**Deine Aufgabe 1:**
Wie viele Tage nach Ostern feiert die katholische Kirche laut dem Text über Fronleichnam dieses Fest?
**Deine Aufgabe 2:**
Fass den Text über Fronleichnam in drei Sätzen zusammen.

**Vorliegender Text:**

Vom gläubigen und ungläubigen Staunen

60 Tage nach Ostern begeht die katholische Kirche das Fronleichnamsfest. Es wurde über Jahrhunderte als ein Fest des Schauens, des Zeigens aber auch des Staunens verstanden. In der betenden Betrachtung der gewandelten Hostie wird die lebendige Gegenwart Christi erfahrbar.

Gedanken für den Tag 18.6.2019 zum Nachhören (bis 17.6.2020):

Dieses Element ist nicht mehr verfügbar

Zur Sichtbarmachung wurden ab dem 13. Jahrhundert Monstranzen entwickelt, um die konsekrierte Hostie zu zeigen. Mich brachte die Monstranz der Pfarre Matzen zum Staunen und auch zum Fragen. Denn auf ihren Türmchen turnen oberhalb der Heiligen völlig zweckfrei kleine wilde Männer. Sie sind über und über behaart, nur das Geschlecht ist eindeutig sichtbar. Sie tragen ein Schriftband um ihren behaarten Körper. Aber dieses Schriftband ist ohne Botschaft.

Elena Holzhausen
ist Diözesankonservatorin der Erzdiözese Wien

Einfach staunen

So nahm ich mir die Freiheit heraus, jenseits der Wissenschaft, eine für mich mögliche Botschaft zu suchen. Bei dieser Suche stieß ich auf den Dichter und Orientalisten Navid Kermani. In seinem Buch „Ungläubiges Staunen“, schreibt er über die Eucharistie: „Was soll ich denn tun, ich glaube nun mal nicht an so etwas“. Kermanis aus seinem ungläubigen Staunen erwachsene Conclusio beeindruckte mich und sie berührte mich tief. Denn er ist sich der möglichen Gefahr bewusst, ins Despektierliche zu verfallen, wenn er hinterfragend über Glaubensgeheimnisse anderer schreibt. Das möchte er nicht. Deshalb legt er seinen Leserinnen und Lesern ganz einfach sein Staunen zu Füßen.

**Dateninhalt:**

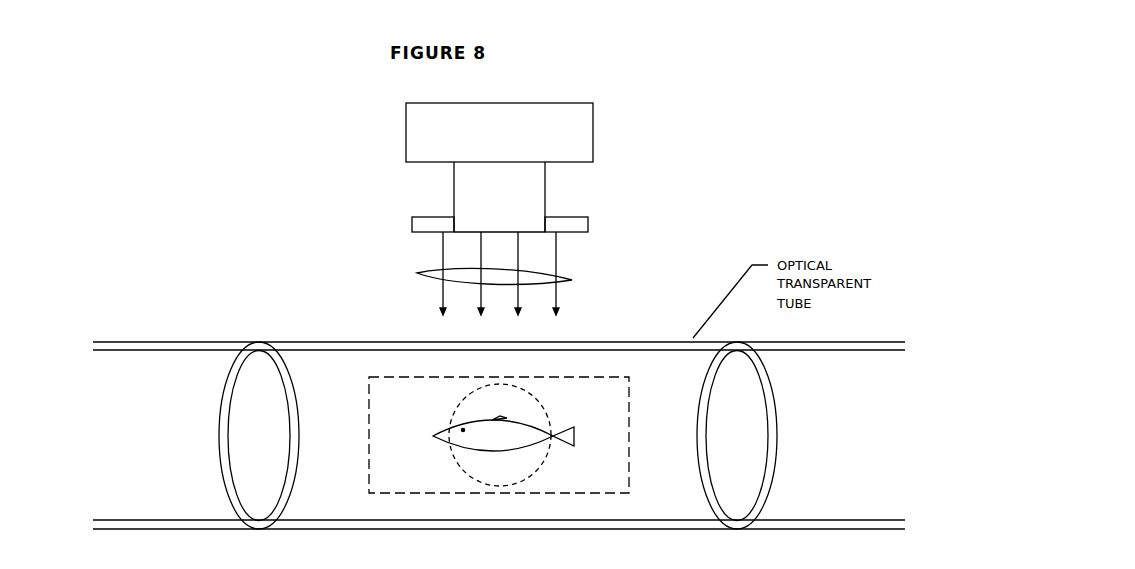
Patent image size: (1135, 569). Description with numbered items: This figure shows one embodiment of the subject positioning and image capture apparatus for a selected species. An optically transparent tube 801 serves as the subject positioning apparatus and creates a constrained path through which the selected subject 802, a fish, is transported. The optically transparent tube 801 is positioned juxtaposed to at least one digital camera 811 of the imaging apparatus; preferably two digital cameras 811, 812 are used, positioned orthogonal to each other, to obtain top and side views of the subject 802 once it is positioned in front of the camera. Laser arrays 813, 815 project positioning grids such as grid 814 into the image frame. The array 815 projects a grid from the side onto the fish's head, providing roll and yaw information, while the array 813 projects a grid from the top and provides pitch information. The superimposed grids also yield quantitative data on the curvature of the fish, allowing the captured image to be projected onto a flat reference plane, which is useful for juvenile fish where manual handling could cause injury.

**Antwort 1:**
60 Tage nach Ostern.

**Antwort 2:**
Das Fronleichnamsfest, das die katholische Kirche 60 Tage nach Ostern feiert, galt über Jahrhunderte als Fest des Schauens, Zeigens und Staunens, und ab dem 13. Jahrhundert wurden Monstranzen entwickelt, um die geweihte Hostie zu zeigen. Die Monstranz der Pfarre Matzen zeigt auf ihren Türmchen kleine, behaarte wilde Männer mit einem Schriftband ohne Botschaft, was zum Staunen und Fragen führte. Die Suche nach einer möglichen Botschaft führte zu Navid Kermani, der im Buch „Ungläubiges Staunen“ über die Eucharistie schreibt und, um nicht respektlos zu werden, seinen Leserinnen und Lesern einfach sein Staunen zu Füßen legt.